■ Written problem: Comb through the entries for "text" and pull out each line that holds it.

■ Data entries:

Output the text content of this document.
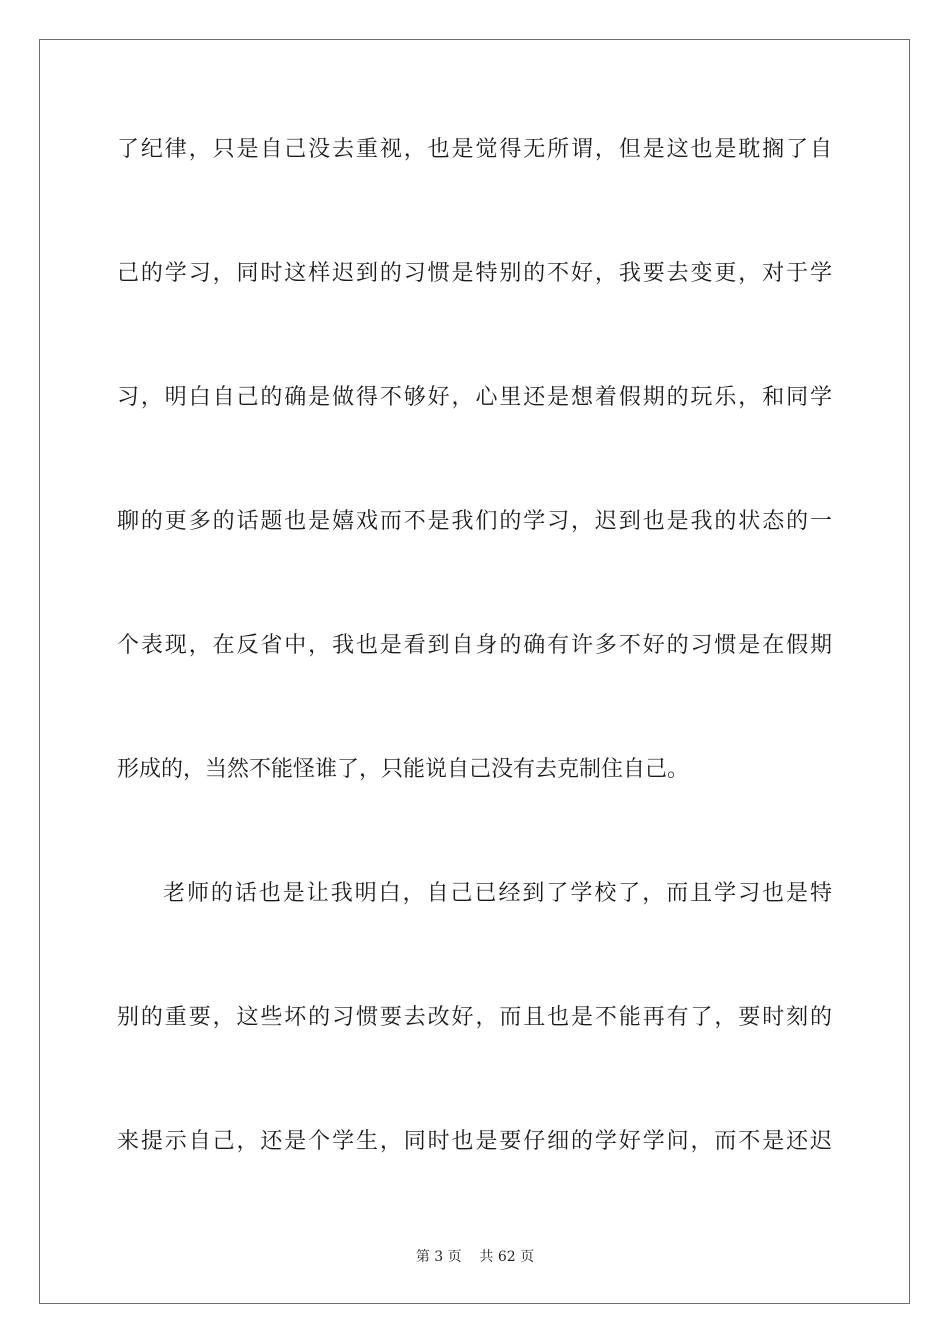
了纪律，只是自己没去重视，也是觉得无所谓，但是这也是耽搁了自
己的学习，同时这样迟到的习惯是特别的不好，我要去变更，对于学
习，明白自己的确是做得不够好，心里还是想着假期的玩乐，和同学
聊的更多的话题也是嬉戏而不是我们的学习，迟到也是我的状态的一
个表现，在反省中，我也是看到自身的确有许多不好的习惯是在假期
形成的，当然不能怪谁了，只能说自己没有去克制住自己。
老师的话也是让我明白，自己已经到了学校了，而且学习也是特
别的重要，这些坏的习惯要去改好，而且也是不能再有了，要时刻的
来提示自己，还是个学生，同时也是要仔细的学好学问，而不是还迟
第 3 页    共 62 页
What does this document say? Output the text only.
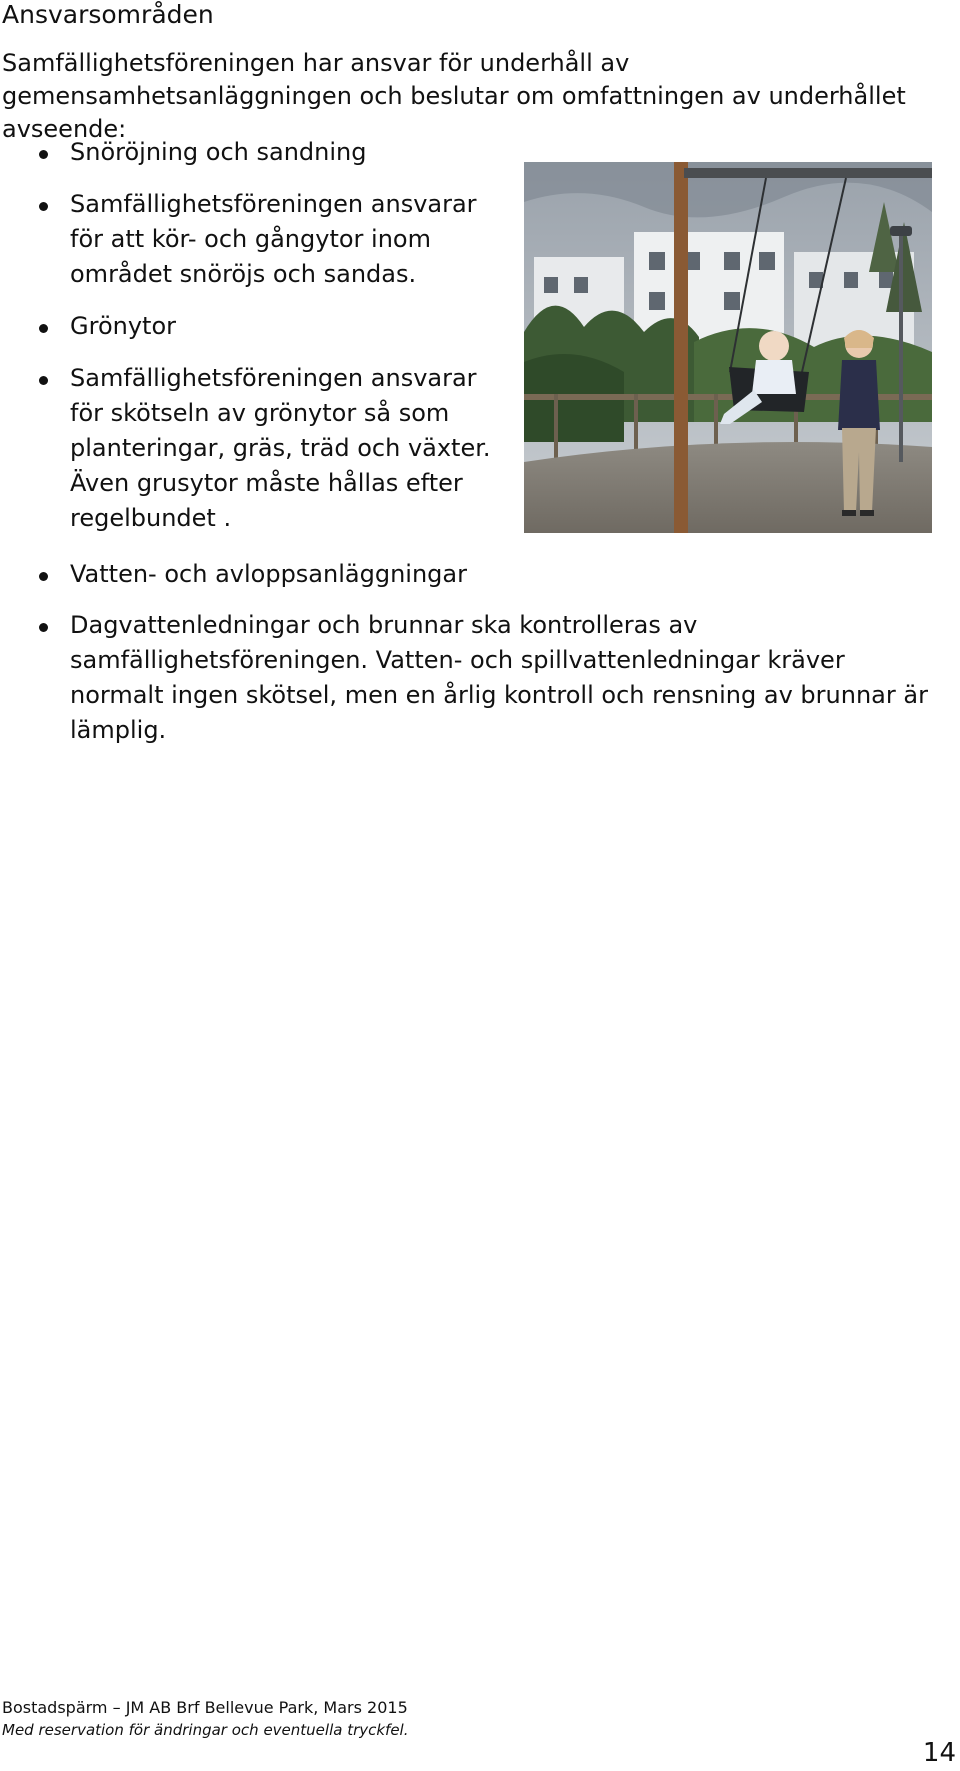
Ansvarsområden

Samfällighetsföreningen har ansvar för underhåll av gemensamhetsanläggningen och beslutar om omfattningen av underhållet avseende:

Snöröjning och sandning
Samfällighetsföreningen ansvarar för att kör- och gångytor inom området snöröjs och sandas.
Grönytor
Samfällighetsföreningen ansvarar för skötseln av grönytor så som planteringar, gräs, träd och växter. Även grusytor måste hållas efter regelbundet .
Vatten- och avloppsanläggningar
Dagvattenledningar och brunnar ska kontrolleras av samfällighetsföreningen. Vatten- och spillvattenledningar kräver normalt ingen skötsel, men en årlig kontroll och rensning av brunnar är lämplig.
Bostadspärm – JM AB Brf Bellevue Park, Mars 2015
Med reservation för ändringar och eventuella tryckfel.
14
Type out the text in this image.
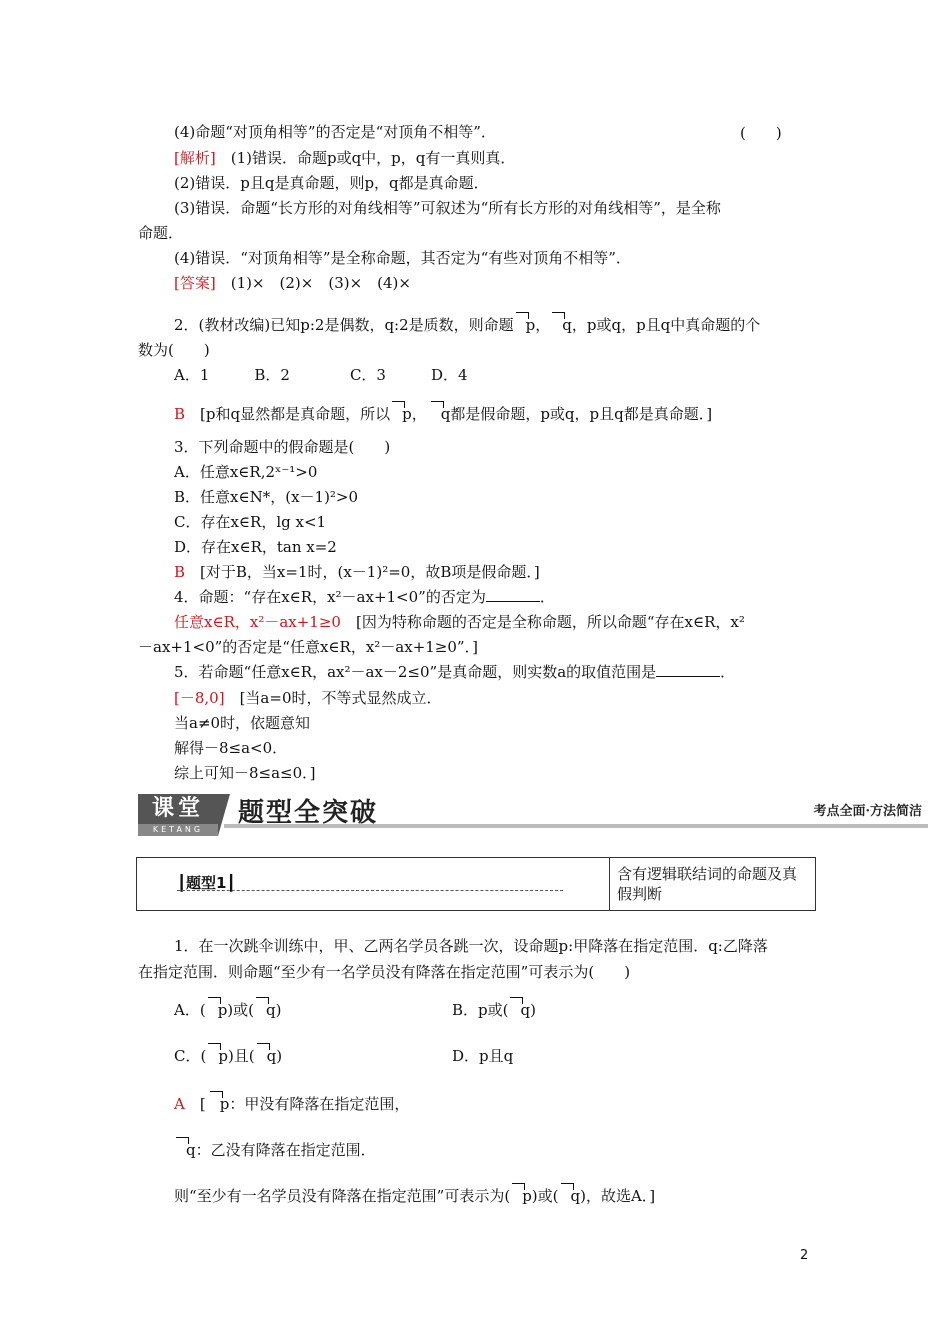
(4)命题“对顶角相等”的否定是“对顶角不相等”．	(　　)
[解析]　(1)错误．命题p或q中，p，q有一真则真．
(2)错误．p且q是真命题，则p，q都是真命题．
(3)错误．命题“长方形的对角线相等”可叙述为“所有长方形的对角线相等”，是全称
命题．
(4)错误．“对顶角相等”是全称命题，其否定为“有些对顶角不相等”．
[答案]　(1)×　(2)×　(3)×　(4)×
2．(教材改编)已知p:2是偶数，q:2是质数，则命题 p， q，p或q，p且q中真命题的个
数为(　　)
A．1　　　B．2　　　　C．3　　　D．4
B　 [p和q显然都是真命题，所以 p， q都是假命题，p或q，p且q都是真命题．]
3．下列命题中的假命题是(　　)
A．任意x∈R,2ˣ⁻¹>0
B．任意x∈N*，(x－1)²>0
C．存在x∈R，lg x<1
D．存在x∈R，tan x=2
B　 [对于B，当x=1时，(x－1)²=0，故B项是假命题．]
4．命题：“存在x∈R，x²－ax+1<0”的否定为	．
任意x∈R，x²－ax+1≥0　 [因为特称命题的否定是全称命题，所以命题“存在x∈R，x²
－ax+1<0”的否定是“任意x∈R，x²－ax+1≥0”．]
5．若命题“任意x∈R，ax²－ax－2≤0”是真命题，则实数a的取值范围是	．
[－8,0]　 [当a=0时，不等式显然成立．
当a≠0时，依题意知
解得－8≤a<0．
综上可知－8≤a≤0．]
课堂
KETANG
题型全突破	考点全面·方法简洁
┃题型1┃	含有逻辑联结词的命题及真假判断
1．在一次跳伞训练中，甲、乙两名学员各跳一次，设命题p:甲降落在指定范围．q:乙降落
在指定范围．则命题“至少有一名学员没有降落在指定范围”可表示为(　　)
A．( p)或( q)	B．p或( q)
C．( p)且( q)	D．p且q
A　 [ p：甲没有降落在指定范围，
q：乙没有降落在指定范围．
则“至少有一名学员没有降落在指定范围”可表示为( p)或( q)，故选A．]
2
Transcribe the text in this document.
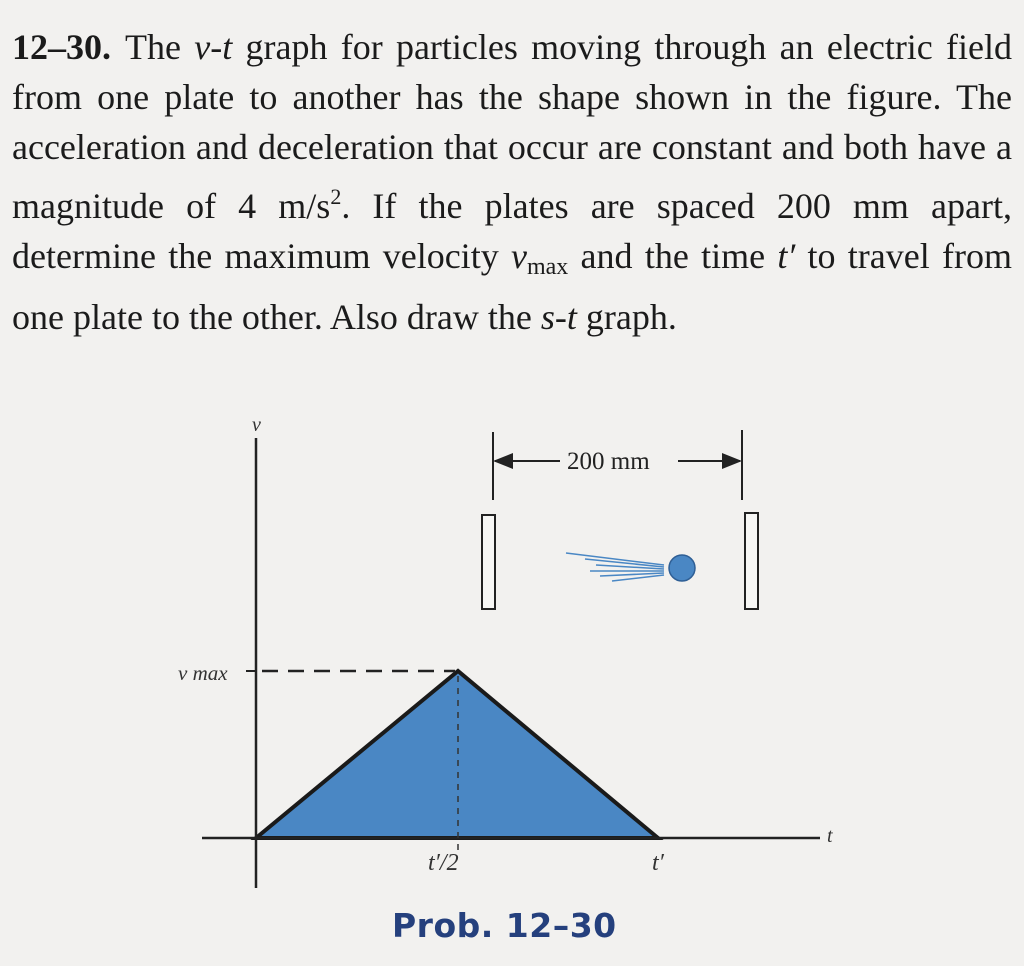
12–30. The v-t graph for particles moving through an electric field from one plate to another has the shape shown in the figure. The acceleration and deceleration that occur are constant and both have a magnitude of 4 $m/s^2$. If the plates are spaced 200 mm apart, determine the maximum velocity $v_{max}$ and the time t′ to travel from one plate to the other. Also draw the s-t graph.

v
t
v max
t′/2	t′
200 mm
Prob. 12–30
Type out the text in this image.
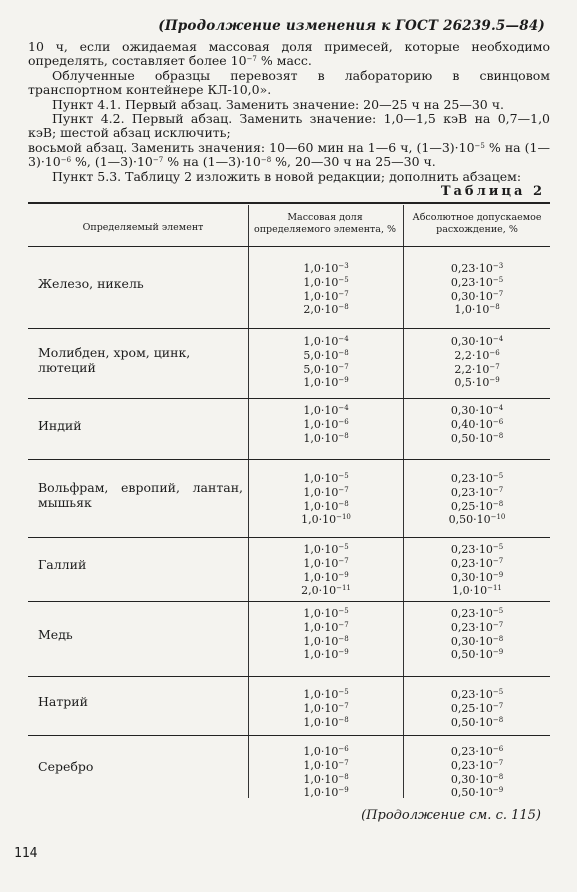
(Продолжение изменения к ГОСТ 26239.5—84)

10 ч, если ожидаемая массовая доля примесей, которые необходимо определять, составляет более $10^{-7}$ % масс.

Облученные образцы перевозят в лабораторию в свинцовом транспортном контейнере КЛ-10,0».

Пункт 4.1. Первый абзац. Заменить значение: 20—25 ч на 25—30 ч.

Пункт 4.2. Первый абзац. Заменить значение: 1,0—1,5 кэВ на 0,7—1,0 кэВ; шестой абзац исключить;

восьмой абзац. Заменить значения: 10—60 мин на 1—6 ч, $(1—3)\cdot 10^{-5}$ % на $(1—3)\cdot 10^{-6}$ %, $(1—3)\cdot 10^{-7}$ % на $(1—3)\cdot 10^{-8}$ %, 20—30 ч на 25—30 ч.

Пункт 5.3. Таблицу 2 изложить в новой редакции; дополнить абзацем:

Таблица 2
Определяемый элемент
Массовая доля определяемого элемента, %
Абсолютное допускаемое расхождение, %
Железо, никель
$1,0\cdot 10^{-3}$
$1,0\cdot 10^{-5}$
$1,0\cdot 10^{-7}$
$2,0\cdot 10^{-8}$
$0,23\cdot 10^{-3}$
$0,23\cdot 10^{-5}$
$0,30\cdot 10^{-7}$
$1,0\cdot 10^{-8}$
Молибден, хром, цинк, лютеций
$1,0\cdot 10^{-4}$
$5,0\cdot 10^{-8}$
$5,0\cdot 10^{-7}$
$1,0\cdot 10^{-9}$
$0,30\cdot 10^{-4}$
$2,2\cdot 10^{-6}$
$2,2\cdot 10^{-7}$
$0,5\cdot 10^{-9}$
Индий
$1,0\cdot 10^{-4}$
$1,0\cdot 10^{-6}$
$1,0\cdot 10^{-8}$
$0,30\cdot 10^{-4}$
$0,40\cdot 10^{-6}$
$0,50\cdot 10^{-8}$
Вольфрам, европий, лантан, мышьяк
$1,0\cdot 10^{-5}$
$1,0\cdot 10^{-7}$
$1,0\cdot 10^{-8}$
$1,0\cdot 10^{-10}$
$0,23\cdot 10^{-5}$
$0,23\cdot 10^{-7}$
$0,25\cdot 10^{-8}$
$0,50\cdot 10^{-10}$
Галлий
$1,0\cdot 10^{-5}$
$1,0\cdot 10^{-7}$
$1,0\cdot 10^{-9}$
$2,0\cdot 10^{-11}$
$0,23\cdot 10^{-5}$
$0,23\cdot 10^{-7}$
$0,30\cdot 10^{-9}$
$1,0\cdot 10^{-11}$
Медь
$1,0\cdot 10^{-5}$
$1,0\cdot 10^{-7}$
$1,0\cdot 10^{-8}$
$1,0\cdot 10^{-9}$
$0,23\cdot 10^{-5}$
$0,23\cdot 10^{-7}$
$0,30\cdot 10^{-8}$
$0,50\cdot 10^{-9}$
Натрий	$1,0\cdot 10^{-5}$
$1,0\cdot 10^{-7}$
$1,0\cdot 10^{-8}$
$0,23\cdot 10^{-5}$
$0,25\cdot 10^{-7}$
$0,50\cdot 10^{-8}$
Серебро
$1,0\cdot 10^{-6}$
$1,0\cdot 10^{-7}$
$1,0\cdot 10^{-8}$
$1,0\cdot 10^{-9}$
$0,23\cdot 10^{-6}$
$0,23\cdot 10^{-7}$
$0,30\cdot 10^{-8}$
$0,50\cdot 10^{-9}$
(Продолжение см. с. 115)
114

■ Expected answer:
Output the text content of this document.
What does this document say? Output the text only.
Type out the text in this image.
Transcribe the text in this document.
Type out the text in this image.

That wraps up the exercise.